— Start ENTRIES SHOWN —
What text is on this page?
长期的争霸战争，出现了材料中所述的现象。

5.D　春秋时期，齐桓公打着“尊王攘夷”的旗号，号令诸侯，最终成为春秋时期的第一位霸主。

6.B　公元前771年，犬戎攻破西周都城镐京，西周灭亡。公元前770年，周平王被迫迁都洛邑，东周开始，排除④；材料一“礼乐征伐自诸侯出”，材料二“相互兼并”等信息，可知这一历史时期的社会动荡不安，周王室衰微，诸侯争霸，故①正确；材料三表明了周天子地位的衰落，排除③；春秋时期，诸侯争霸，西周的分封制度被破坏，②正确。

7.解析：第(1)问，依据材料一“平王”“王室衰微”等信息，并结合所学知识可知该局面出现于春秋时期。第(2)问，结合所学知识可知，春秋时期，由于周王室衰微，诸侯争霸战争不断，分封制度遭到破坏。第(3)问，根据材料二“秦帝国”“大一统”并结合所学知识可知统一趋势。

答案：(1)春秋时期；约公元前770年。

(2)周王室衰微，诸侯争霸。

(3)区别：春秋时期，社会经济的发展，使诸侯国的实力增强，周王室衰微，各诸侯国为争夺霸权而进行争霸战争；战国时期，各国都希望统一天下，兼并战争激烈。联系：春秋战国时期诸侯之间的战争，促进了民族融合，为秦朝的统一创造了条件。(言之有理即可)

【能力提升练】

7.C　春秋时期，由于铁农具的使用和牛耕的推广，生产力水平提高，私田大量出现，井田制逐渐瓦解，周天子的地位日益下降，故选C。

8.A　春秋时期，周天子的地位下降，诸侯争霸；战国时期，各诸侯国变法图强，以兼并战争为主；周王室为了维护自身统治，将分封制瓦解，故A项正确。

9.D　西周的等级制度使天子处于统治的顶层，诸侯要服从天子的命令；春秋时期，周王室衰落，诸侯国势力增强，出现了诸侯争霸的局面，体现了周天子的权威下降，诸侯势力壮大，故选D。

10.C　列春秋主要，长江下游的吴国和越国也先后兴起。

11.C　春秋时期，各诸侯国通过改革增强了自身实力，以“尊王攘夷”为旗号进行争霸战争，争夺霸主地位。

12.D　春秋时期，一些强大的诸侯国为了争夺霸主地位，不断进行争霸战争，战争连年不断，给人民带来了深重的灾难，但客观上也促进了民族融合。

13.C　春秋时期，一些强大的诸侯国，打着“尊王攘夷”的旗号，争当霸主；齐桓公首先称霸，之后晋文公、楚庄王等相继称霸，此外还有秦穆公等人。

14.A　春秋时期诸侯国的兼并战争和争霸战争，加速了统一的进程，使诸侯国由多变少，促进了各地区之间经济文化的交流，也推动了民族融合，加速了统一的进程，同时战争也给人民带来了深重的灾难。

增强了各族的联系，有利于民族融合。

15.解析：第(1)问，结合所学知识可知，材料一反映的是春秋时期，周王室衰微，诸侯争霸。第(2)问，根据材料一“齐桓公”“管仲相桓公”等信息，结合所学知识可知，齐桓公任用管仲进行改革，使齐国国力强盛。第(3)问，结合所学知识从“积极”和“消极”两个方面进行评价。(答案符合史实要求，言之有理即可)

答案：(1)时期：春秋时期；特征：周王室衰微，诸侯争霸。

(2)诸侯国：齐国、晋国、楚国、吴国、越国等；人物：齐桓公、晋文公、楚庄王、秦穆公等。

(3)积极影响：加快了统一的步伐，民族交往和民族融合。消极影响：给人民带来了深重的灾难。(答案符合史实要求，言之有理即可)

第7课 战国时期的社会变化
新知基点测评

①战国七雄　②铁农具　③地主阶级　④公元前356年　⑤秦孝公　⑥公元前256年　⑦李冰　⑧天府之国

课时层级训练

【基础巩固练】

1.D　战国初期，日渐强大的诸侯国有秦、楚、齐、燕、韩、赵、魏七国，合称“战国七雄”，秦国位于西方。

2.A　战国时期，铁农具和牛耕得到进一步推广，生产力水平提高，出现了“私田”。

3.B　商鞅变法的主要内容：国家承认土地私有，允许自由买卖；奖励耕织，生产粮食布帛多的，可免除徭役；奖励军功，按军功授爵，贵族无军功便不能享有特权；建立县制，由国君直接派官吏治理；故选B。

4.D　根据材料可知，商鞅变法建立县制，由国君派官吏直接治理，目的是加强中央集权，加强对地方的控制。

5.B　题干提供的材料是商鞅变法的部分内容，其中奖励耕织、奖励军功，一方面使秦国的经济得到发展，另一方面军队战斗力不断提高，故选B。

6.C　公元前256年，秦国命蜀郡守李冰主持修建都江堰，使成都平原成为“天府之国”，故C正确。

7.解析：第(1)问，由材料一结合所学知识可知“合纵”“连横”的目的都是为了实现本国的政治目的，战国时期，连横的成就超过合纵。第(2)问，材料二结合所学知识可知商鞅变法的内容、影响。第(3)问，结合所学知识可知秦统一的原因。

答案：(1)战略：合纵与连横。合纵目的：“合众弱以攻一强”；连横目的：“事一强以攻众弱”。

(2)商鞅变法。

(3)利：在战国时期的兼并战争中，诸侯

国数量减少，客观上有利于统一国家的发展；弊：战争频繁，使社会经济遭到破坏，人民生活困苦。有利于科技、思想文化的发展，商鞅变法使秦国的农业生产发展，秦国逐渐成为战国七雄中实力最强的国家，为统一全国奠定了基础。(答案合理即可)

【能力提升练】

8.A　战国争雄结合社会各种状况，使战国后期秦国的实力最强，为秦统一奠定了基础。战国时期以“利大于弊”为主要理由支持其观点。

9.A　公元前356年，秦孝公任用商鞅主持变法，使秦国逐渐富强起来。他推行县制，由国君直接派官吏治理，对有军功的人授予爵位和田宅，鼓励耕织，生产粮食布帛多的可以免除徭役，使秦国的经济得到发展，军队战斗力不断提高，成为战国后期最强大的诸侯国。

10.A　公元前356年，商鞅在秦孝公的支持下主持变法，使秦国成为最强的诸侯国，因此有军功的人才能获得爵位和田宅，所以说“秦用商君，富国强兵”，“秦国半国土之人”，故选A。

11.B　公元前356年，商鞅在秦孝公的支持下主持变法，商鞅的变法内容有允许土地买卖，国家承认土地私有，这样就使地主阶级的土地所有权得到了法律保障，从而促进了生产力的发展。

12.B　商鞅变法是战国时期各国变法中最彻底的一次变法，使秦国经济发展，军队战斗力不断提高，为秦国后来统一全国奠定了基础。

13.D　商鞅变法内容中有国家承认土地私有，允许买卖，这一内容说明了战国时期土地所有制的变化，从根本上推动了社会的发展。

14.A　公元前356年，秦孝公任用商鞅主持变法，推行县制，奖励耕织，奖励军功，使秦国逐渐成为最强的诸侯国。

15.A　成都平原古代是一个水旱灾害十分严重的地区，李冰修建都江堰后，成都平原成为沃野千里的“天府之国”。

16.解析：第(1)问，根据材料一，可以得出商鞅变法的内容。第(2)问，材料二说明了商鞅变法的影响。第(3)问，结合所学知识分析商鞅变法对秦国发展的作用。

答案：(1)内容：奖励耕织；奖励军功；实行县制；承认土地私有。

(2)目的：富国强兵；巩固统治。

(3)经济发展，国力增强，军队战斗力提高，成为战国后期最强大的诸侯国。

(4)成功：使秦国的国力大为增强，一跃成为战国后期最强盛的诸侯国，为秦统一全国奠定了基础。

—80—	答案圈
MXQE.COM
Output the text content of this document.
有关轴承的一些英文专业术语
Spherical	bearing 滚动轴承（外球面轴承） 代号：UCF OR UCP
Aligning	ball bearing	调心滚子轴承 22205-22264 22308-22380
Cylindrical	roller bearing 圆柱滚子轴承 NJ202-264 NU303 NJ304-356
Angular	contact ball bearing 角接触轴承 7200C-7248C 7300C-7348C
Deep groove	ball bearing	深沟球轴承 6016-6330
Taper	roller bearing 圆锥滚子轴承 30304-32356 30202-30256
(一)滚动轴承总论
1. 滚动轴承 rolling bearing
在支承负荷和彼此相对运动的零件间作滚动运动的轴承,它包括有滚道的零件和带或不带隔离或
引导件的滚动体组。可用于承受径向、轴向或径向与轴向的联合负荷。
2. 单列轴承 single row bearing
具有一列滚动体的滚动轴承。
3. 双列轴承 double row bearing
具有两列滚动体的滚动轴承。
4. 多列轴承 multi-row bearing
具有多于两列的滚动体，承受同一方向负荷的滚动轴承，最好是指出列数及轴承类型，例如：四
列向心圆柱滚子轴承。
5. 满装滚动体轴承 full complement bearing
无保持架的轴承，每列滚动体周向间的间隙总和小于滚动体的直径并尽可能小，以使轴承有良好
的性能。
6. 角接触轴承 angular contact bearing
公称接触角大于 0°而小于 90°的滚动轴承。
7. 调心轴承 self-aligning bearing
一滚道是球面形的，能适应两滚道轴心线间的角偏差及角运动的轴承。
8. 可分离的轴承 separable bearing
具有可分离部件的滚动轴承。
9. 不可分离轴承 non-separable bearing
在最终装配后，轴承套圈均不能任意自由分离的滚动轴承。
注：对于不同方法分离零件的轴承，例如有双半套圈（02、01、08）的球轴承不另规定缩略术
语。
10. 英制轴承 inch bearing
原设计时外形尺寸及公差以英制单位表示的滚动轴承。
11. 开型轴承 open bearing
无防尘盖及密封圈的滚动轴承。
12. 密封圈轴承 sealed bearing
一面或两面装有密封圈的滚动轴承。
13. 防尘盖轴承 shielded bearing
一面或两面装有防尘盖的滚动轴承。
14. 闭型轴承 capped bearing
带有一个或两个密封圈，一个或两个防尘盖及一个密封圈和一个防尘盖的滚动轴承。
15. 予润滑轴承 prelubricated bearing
— End ENTRIES SHOWN —
§ **REQUIRED WORK**: With the line containing "Output the text content of this document." as the first and the last line of the records as the final one, print exactly the lines in that span.

§ **RIGHT ANSWER**:
Output the text content of this document.
有关轴承的一些英文专业术语
Spherical	bearing 滚动轴承（外球面轴承） 代号：UCF OR UCP
Aligning	ball bearing	调心滚子轴承 22205-22264 22308-22380
Cylindrical	roller bearing 圆柱滚子轴承 NJ202-264 NU303 NJ304-356
Angular	contact ball bearing 角接触轴承 7200C-7248C 7300C-7348C
Deep groove	ball bearing	深沟球轴承 6016-6330
Taper	roller bearing 圆锥滚子轴承 30304-32356 30202-30256
(一)滚动轴承总论
1. 滚动轴承 rolling bearing
在支承负荷和彼此相对运动的零件间作滚动运动的轴承,它包括有滚道的零件和带或不带隔离或
引导件的滚动体组。可用于承受径向、轴向或径向与轴向的联合负荷。
2. 单列轴承 single row bearing
具有一列滚动体的滚动轴承。
3. 双列轴承 double row bearing
具有两列滚动体的滚动轴承。
4. 多列轴承 multi-row bearing
具有多于两列的滚动体，承受同一方向负荷的滚动轴承，最好是指出列数及轴承类型，例如：四
列向心圆柱滚子轴承。
5. 满装滚动体轴承 full complement bearing
无保持架的轴承，每列滚动体周向间的间隙总和小于滚动体的直径并尽可能小，以使轴承有良好
的性能。
6. 角接触轴承 angular contact bearing
公称接触角大于 0°而小于 90°的滚动轴承。
7. 调心轴承 self-aligning bearing
一滚道是球面形的，能适应两滚道轴心线间的角偏差及角运动的轴承。
8. 可分离的轴承 separable bearing
具有可分离部件的滚动轴承。
9. 不可分离轴承 non-separable bearing
在最终装配后，轴承套圈均不能任意自由分离的滚动轴承。
注：对于不同方法分离零件的轴承，例如有双半套圈（02、01、08）的球轴承不另规定缩略术
语。
10. 英制轴承 inch bearing
原设计时外形尺寸及公差以英制单位表示的滚动轴承。
11. 开型轴承 open bearing
无防尘盖及密封圈的滚动轴承。
12. 密封圈轴承 sealed bearing
一面或两面装有密封圈的滚动轴承。
13. 防尘盖轴承 shielded bearing
一面或两面装有防尘盖的滚动轴承。
14. 闭型轴承 capped bearing
带有一个或两个密封圈，一个或两个防尘盖及一个密封圈和一个防尘盖的滚动轴承。
15. 予润滑轴承 prelubricated bearing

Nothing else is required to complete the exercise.